═══ Material

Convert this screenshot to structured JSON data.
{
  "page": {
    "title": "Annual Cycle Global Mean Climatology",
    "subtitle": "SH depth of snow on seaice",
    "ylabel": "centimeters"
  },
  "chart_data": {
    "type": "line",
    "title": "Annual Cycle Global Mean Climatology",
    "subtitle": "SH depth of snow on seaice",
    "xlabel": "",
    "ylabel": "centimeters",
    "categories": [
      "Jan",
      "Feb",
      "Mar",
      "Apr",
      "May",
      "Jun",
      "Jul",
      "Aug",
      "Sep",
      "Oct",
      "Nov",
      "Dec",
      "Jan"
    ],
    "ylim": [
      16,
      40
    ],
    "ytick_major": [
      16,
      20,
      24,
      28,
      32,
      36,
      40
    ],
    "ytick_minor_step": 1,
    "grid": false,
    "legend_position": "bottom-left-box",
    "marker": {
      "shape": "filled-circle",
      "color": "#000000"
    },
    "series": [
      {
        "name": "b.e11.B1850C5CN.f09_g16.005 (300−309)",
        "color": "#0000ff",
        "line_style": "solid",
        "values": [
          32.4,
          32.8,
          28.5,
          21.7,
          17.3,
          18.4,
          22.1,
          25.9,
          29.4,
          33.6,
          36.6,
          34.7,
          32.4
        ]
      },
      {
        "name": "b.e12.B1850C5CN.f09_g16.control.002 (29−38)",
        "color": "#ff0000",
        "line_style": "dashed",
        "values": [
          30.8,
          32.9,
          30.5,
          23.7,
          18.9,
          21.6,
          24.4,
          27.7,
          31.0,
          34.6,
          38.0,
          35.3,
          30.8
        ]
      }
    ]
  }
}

══════

__Aim__. From the entries above, copy out every line where the string "color" appears.

__Reply__.
      "color": "#000000"
        "color": "#0000ff",
        "color": "#ff0000",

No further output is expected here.